» **Belge alıntısı**
+++

Hani enflasyon örneği veriyor ya sayın Cumhurbaşkanı Erdoğan.
“Bakın Avrupa ülkelerine, görün İngiltere ve Almanya’daki faizleri, buralarda yükselen enflasyon nedeniyle oluşan kuyrukları dikkatle izleyin” diyor ya…
AKP’nin itaatkâr trollerinin cirit attığı yandaş TV ekranlarında ekonomi-hukuk-kalkınmışlık konularındaki “destek” naralarına ve “Türkiye uçuyor” nidalarına da bir kulak verin.
Türkiye adeta evrende parlayan tek yıldız…
Avrupa dökülüyor. (!)
TC şaha kalkmış gidiyor.
Üstelik hak-hukuk-adalet konusunda rakip bir ülke yok karşımızda ya…
Hani “insan hakları” konusunda Avrupalılardan hiç geri değiliz ya.
İşte size yepyeni, dumanı üstünde, yakın tarihte yaşanmış olan bir örnek.
İçinde bol bol adalet, “mebzul” miktarda insan hakları, fazlasıyla hukuk olan, yaşanmış ve güncelliğini hiç kaybetmeyen bir olayın hikayesi…
Bu yaşanmış olayı, Almanya’da doğmuş, orada büyümüş, orada hayatını sürdüren, insan hakları yanında hayvan hakları konusunda da aşırı duyarlı ve Türkiye’den asla kopmamış, ülkenin aşığı Öznur Kılınç’ın aktardığı yaşanmış bir örnek olay…
Bizim Almanların adalet anlayışı (!)

+++

» **Çalışılacak konu**
Belge alıntısına göre aşağıdaki soruları yanıtlayın:
1. Erdoğan'ın sözlerinde hangi iki ülkedeki faizlere bakılması isteniyor?
2. Yandaş TV ekranlarında hangi nidaya kulak verilmesi söyleniyor?
3. Olayı aktaran Öznur Kılınç hangi ülkede doğmuş?

+++

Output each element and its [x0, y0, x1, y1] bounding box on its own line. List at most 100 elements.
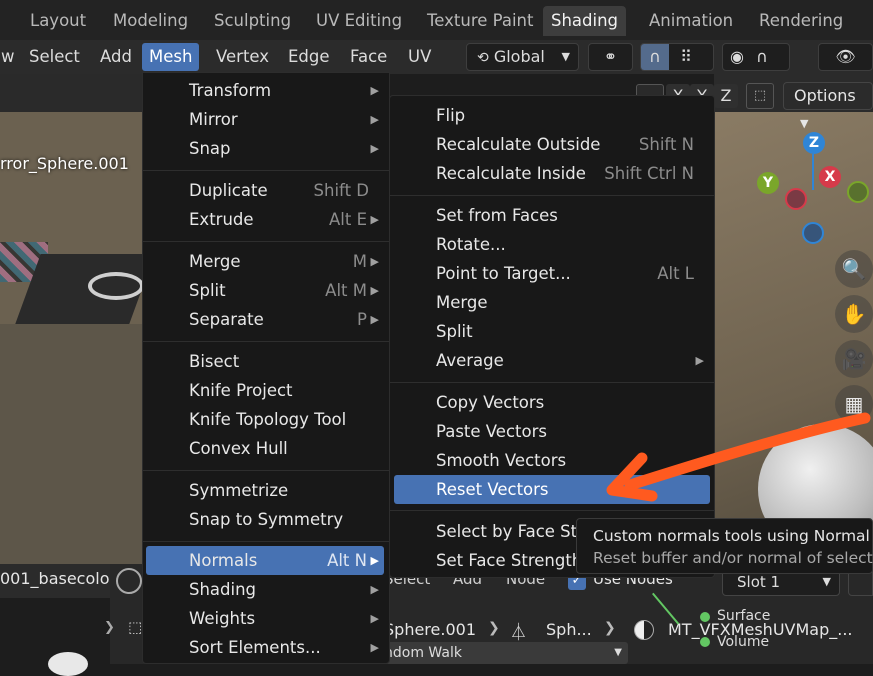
mesh-menu-bisect[interactable]: Bisect [143, 347, 389, 376]
surface-socket[interactable] [700, 612, 710, 622]
mesh-menu-merge[interactable]: Merge M ▶ [143, 247, 389, 276]
mesh-menu-separate[interactable]: Separate P ▶ [143, 305, 389, 334]
mirror-z-toggle[interactable]: Z [714, 84, 738, 108]
chevron-down-icon: ▼ [614, 647, 622, 658]
menu-separator [143, 170, 389, 171]
menu-item-label: Snap [189, 139, 231, 158]
tab-modeling[interactable]: Modeling [105, 6, 196, 36]
axis-neg-z-gizmo[interactable] [802, 222, 824, 244]
mesh-menu-knife-topology[interactable]: Knife Topology Tool [143, 405, 389, 434]
menu-item-label: Select by Face Str [436, 522, 584, 541]
normals-merge[interactable]: Merge [390, 288, 714, 317]
menu-separator [143, 470, 389, 471]
mesh-menu-snap[interactable]: Snap ▶ [143, 134, 389, 163]
axis-neg-y-gizmo[interactable] [847, 181, 869, 203]
image-browse-icon[interactable] [116, 568, 142, 594]
auto-merge-icon[interactable]: ⬚ [746, 83, 774, 109]
image-name-label[interactable]: 001_basecolo [0, 569, 110, 588]
menu-shortcut: Alt M [325, 281, 367, 300]
axis-x-gizmo[interactable]: X [819, 166, 841, 188]
menu-edge[interactable]: Edge [281, 43, 337, 71]
zoom-icon[interactable]: 🔍 [835, 250, 873, 288]
normals-rotate[interactable]: Rotate... [390, 230, 714, 259]
transform-orientation-dropdown[interactable]: ⟲ Global ▼ [466, 43, 579, 71]
menu-face[interactable]: Face [343, 43, 394, 71]
options-dropdown[interactable]: Options ▼ [783, 82, 873, 130]
tooltip-line-1: Custom normals tools using Normal [593, 527, 870, 545]
visibility-dropdown[interactable]: 👁 [818, 43, 873, 71]
mesh-menu-shading[interactable]: Shading ▶ [143, 575, 389, 604]
menu-item-label: Smooth Vectors [436, 451, 567, 470]
menu-separator [143, 241, 389, 242]
normals-point-to-target[interactable]: Point to Target... Alt L [390, 259, 714, 288]
eye-icon: 👁 [835, 47, 856, 66]
menu-vertex[interactable]: Vertex [209, 43, 276, 71]
menu-shortcut: Alt E [328, 210, 367, 229]
submenu-arrow-icon: ▶ [370, 583, 379, 596]
menu-uv[interactable]: UV [401, 43, 438, 71]
mesh-menu-split[interactable]: Split Alt M ▶ [143, 276, 389, 305]
chevron-right-icon[interactable]: ❯ [104, 620, 115, 635]
snap-grid-icon: ⠿ [680, 47, 692, 66]
mesh-menu-snap-to-symmetry[interactable]: Snap to Symmetry [143, 505, 389, 534]
proportional-edit-controls[interactable]: ◉ ∩ [722, 43, 790, 71]
axis-neg-x-gizmo[interactable] [785, 188, 807, 210]
falloff-curve-icon: ∩ [756, 47, 768, 66]
menu-view-partial[interactable]: w [0, 43, 22, 71]
axis-z-line [812, 154, 814, 190]
mesh-menu-normals[interactable]: Normals Alt N ▶ [146, 546, 384, 575]
camera-icon[interactable]: 🎥 [835, 340, 873, 378]
normals-set-from-faces[interactable]: Set from Faces [390, 201, 714, 230]
normals-average[interactable]: Average ▶ [390, 346, 714, 375]
mesh-menu-sort-elements[interactable]: Sort Elements... ▶ [143, 633, 389, 662]
normals-flip[interactable]: Flip [390, 101, 714, 130]
normals-recalculate-outside[interactable]: Recalculate Outside Shift N [390, 130, 714, 159]
volume-socket[interactable] [700, 637, 710, 647]
tab-shading[interactable]: Shading [543, 6, 627, 36]
mesh-menu-transform[interactable]: Transform ▶ [143, 76, 389, 105]
surface-output-label: Surface [717, 608, 771, 624]
subsurface-method-dropdown[interactable]: ndom Walk ▼ [378, 642, 628, 664]
snapping-controls[interactable]: ∩ ⠿ [640, 43, 714, 71]
proportional-edit-icon: ◉ [730, 47, 744, 66]
mesh-menu-duplicate[interactable]: Duplicate Shift D [143, 176, 389, 205]
tab-uv-editing[interactable]: UV Editing [308, 6, 410, 36]
magnet-icon: ∩ [641, 44, 669, 70]
mesh-menu-weights[interactable]: Weights ▶ [143, 604, 389, 633]
normals-recalculate-inside[interactable]: Recalculate Inside Shift Ctrl N [390, 159, 714, 188]
mesh-menu-extrude[interactable]: Extrude Alt E ▶ [143, 205, 389, 234]
3d-viewport-left[interactable]: rror_Sphere.001 [0, 74, 155, 564]
mesh-menu-convex-hull[interactable]: Convex Hull [143, 434, 389, 463]
tab-sculpting[interactable]: Sculpting [206, 6, 299, 36]
tooltip: Custom normals tools using Normal Reset … [576, 518, 873, 574]
mesh-menu-symmetrize[interactable]: Symmetrize [143, 476, 389, 505]
pivot-point-dropdown[interactable]: ⚭ [588, 43, 633, 71]
menu-mesh[interactable]: Mesh [142, 43, 200, 71]
menu-separator [390, 382, 714, 383]
chevron-down-icon: ▼ [800, 117, 809, 130]
menu-item-label: Rotate... [436, 235, 506, 254]
tab-animation[interactable]: Animation [641, 6, 741, 36]
pan-hand-icon[interactable]: ✋ [835, 295, 873, 333]
menu-item-label: Extrude [189, 210, 254, 229]
menu-item-label: Mirror [189, 110, 238, 129]
node-link [652, 592, 680, 625]
axis-y-gizmo[interactable]: Y [757, 172, 779, 194]
tab-rendering[interactable]: Rendering [751, 6, 851, 36]
axis-z-gizmo[interactable]: Z [803, 132, 825, 154]
submenu-arrow-icon: ▶ [370, 84, 379, 97]
breadcrumb-mesh[interactable]: Sph... [546, 620, 592, 639]
tab-layout[interactable]: Layout [22, 6, 94, 36]
tab-texture-paint[interactable]: Texture Paint [419, 6, 541, 36]
menu-select[interactable]: Select [22, 43, 87, 71]
viewport-header-strip [0, 74, 142, 112]
normals-split[interactable]: Split [390, 317, 714, 346]
breadcrumb-separator-icon: ❯ [604, 620, 616, 636]
workspace-tab-bar: Layout Modeling Sculpting UV Editing Tex… [0, 0, 873, 40]
menu-shortcut: P [357, 310, 367, 329]
breadcrumb-object[interactable]: Sphere.001 [384, 620, 476, 639]
menu-add[interactable]: Add [93, 43, 139, 71]
menu-item-label: Recalculate Outside [436, 135, 601, 154]
mesh-menu-mirror[interactable]: Mirror ▶ [143, 105, 389, 134]
mesh-menu-knife-project[interactable]: Knife Project [143, 376, 389, 405]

+++

» **Alıştırmanın çözümü**
1. İngiltere ve Almanya.
2. "Türkiye uçuyor" nidası.
3. Almanya'da.